**EXERCISE**
Answer with one number: how many lines have "during".

**EXCERPTED DATA**
_ _ _ _
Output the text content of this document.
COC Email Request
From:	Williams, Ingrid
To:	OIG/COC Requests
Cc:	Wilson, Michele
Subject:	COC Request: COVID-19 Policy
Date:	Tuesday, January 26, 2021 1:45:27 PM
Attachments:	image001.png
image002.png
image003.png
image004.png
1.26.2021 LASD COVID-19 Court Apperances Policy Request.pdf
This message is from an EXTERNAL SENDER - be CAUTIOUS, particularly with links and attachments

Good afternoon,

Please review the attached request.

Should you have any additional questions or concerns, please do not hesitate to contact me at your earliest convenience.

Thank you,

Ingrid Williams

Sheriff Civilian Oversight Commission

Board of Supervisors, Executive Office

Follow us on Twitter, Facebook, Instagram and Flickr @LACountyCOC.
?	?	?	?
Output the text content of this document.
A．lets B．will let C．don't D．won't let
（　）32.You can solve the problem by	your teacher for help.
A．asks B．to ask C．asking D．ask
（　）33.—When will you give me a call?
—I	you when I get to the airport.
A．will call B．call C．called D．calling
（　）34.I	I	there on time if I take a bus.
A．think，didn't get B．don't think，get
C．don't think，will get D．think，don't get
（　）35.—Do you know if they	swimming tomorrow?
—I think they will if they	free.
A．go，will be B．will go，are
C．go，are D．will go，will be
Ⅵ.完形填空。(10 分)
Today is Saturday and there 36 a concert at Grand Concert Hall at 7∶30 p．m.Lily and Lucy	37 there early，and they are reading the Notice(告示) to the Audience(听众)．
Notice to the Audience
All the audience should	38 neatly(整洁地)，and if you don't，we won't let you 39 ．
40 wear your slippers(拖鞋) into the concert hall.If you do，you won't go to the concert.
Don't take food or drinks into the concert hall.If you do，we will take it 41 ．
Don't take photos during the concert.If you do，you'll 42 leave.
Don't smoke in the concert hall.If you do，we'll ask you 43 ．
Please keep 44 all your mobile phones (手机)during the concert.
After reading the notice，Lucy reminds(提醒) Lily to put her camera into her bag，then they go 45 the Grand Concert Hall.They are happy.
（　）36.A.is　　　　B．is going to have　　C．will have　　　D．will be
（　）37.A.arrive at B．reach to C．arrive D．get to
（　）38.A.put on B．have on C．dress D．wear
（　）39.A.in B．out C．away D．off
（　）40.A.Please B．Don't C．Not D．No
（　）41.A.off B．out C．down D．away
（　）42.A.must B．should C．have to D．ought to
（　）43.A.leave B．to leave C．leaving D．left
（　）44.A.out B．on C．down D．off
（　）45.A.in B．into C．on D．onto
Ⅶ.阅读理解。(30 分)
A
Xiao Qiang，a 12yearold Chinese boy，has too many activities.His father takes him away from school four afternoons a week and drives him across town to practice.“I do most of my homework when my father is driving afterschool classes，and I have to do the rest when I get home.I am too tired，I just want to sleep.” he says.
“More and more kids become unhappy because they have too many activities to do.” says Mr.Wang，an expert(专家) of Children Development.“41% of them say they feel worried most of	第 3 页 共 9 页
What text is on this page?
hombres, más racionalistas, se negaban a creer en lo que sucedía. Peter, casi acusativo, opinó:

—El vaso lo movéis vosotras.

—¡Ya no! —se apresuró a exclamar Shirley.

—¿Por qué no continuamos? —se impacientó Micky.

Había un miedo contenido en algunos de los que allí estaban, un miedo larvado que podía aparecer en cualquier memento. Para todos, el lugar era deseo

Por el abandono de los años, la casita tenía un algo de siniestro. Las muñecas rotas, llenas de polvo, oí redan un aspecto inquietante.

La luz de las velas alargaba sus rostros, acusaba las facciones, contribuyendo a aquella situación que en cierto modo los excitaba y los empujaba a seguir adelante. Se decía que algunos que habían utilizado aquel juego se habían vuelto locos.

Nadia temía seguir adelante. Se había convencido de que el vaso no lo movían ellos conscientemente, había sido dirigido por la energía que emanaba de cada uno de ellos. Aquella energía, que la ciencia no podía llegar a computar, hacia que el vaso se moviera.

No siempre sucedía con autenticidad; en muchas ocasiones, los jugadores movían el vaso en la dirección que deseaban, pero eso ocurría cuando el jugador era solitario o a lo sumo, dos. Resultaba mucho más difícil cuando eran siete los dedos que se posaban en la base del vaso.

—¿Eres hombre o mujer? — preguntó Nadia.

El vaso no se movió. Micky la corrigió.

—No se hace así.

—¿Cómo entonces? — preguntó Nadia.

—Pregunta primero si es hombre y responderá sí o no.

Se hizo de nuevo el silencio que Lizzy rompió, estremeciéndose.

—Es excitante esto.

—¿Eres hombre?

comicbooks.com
_ _ _ _
**EXERCISE RESULT**
2